TASK STATEMENT: The records should be repeated word for word, pictures excluded.

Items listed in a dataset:
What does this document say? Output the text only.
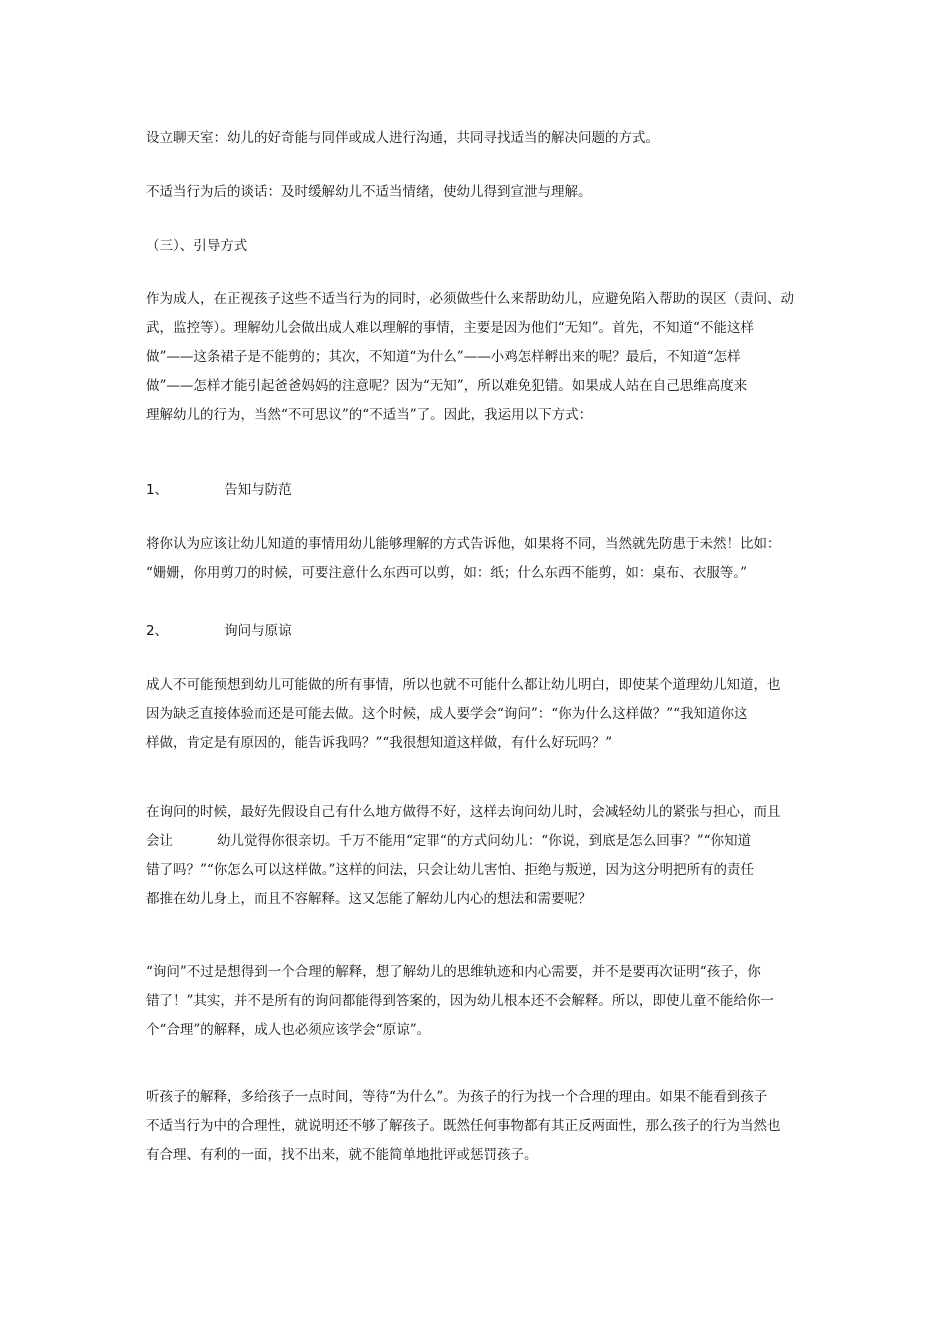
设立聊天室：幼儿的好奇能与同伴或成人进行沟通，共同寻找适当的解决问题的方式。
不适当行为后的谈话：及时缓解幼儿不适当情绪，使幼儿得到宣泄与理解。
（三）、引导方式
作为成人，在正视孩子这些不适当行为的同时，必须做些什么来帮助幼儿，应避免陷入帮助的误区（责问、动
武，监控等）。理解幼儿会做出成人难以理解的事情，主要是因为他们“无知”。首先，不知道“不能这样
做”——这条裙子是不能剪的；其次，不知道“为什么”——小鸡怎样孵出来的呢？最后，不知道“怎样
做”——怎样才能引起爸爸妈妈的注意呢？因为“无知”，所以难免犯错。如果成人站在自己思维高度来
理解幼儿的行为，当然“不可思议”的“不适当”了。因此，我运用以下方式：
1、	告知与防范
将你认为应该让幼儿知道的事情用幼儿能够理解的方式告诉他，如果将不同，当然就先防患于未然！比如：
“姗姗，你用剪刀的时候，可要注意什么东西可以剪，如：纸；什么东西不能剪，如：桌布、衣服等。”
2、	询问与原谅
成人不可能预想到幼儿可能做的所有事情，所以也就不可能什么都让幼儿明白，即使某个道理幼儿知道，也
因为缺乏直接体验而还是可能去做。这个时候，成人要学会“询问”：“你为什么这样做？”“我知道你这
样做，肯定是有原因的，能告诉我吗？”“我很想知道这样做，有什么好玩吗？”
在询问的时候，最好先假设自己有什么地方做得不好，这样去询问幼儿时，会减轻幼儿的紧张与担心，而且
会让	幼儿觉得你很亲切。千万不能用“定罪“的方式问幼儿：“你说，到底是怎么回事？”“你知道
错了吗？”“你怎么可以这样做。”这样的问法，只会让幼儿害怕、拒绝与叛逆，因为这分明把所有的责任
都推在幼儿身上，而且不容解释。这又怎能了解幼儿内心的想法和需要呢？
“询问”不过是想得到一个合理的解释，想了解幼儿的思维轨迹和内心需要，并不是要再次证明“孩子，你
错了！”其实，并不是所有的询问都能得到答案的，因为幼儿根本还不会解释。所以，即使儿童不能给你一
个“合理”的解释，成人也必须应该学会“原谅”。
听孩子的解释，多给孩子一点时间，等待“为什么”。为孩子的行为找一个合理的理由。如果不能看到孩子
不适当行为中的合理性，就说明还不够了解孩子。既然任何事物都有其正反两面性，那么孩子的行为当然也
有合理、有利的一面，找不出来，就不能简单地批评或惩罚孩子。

THE SOLUTION:
What does this document say? Output the text only.
设立聊天室：幼儿的好奇能与同伴或成人进行沟通，共同寻找适当的解决问题的方式。
不适当行为后的谈话：及时缓解幼儿不适当情绪，使幼儿得到宣泄与理解。
（三）、引导方式
作为成人，在正视孩子这些不适当行为的同时，必须做些什么来帮助幼儿，应避免陷入帮助的误区（责问、动
武，监控等）。理解幼儿会做出成人难以理解的事情，主要是因为他们“无知”。首先，不知道“不能这样
做”——这条裙子是不能剪的；其次，不知道“为什么”——小鸡怎样孵出来的呢？最后，不知道“怎样
做”——怎样才能引起爸爸妈妈的注意呢？因为“无知”，所以难免犯错。如果成人站在自己思维高度来
理解幼儿的行为，当然“不可思议”的“不适当”了。因此，我运用以下方式：
1、	告知与防范
将你认为应该让幼儿知道的事情用幼儿能够理解的方式告诉他，如果将不同，当然就先防患于未然！比如：
“姗姗，你用剪刀的时候，可要注意什么东西可以剪，如：纸；什么东西不能剪，如：桌布、衣服等。”
2、	询问与原谅
成人不可能预想到幼儿可能做的所有事情，所以也就不可能什么都让幼儿明白，即使某个道理幼儿知道，也
因为缺乏直接体验而还是可能去做。这个时候，成人要学会“询问”：“你为什么这样做？”“我知道你这
样做，肯定是有原因的，能告诉我吗？”“我很想知道这样做，有什么好玩吗？”
在询问的时候，最好先假设自己有什么地方做得不好，这样去询问幼儿时，会减轻幼儿的紧张与担心，而且
会让	幼儿觉得你很亲切。千万不能用“定罪“的方式问幼儿：“你说，到底是怎么回事？”“你知道
错了吗？”“你怎么可以这样做。”这样的问法，只会让幼儿害怕、拒绝与叛逆，因为这分明把所有的责任
都推在幼儿身上，而且不容解释。这又怎能了解幼儿内心的想法和需要呢？
“询问”不过是想得到一个合理的解释，想了解幼儿的思维轨迹和内心需要，并不是要再次证明“孩子，你
错了！”其实，并不是所有的询问都能得到答案的，因为幼儿根本还不会解释。所以，即使儿童不能给你一
个“合理”的解释，成人也必须应该学会“原谅”。
听孩子的解释，多给孩子一点时间，等待“为什么”。为孩子的行为找一个合理的理由。如果不能看到孩子
不适当行为中的合理性，就说明还不够了解孩子。既然任何事物都有其正反两面性，那么孩子的行为当然也
有合理、有利的一面，找不出来，就不能简单地批评或惩罚孩子。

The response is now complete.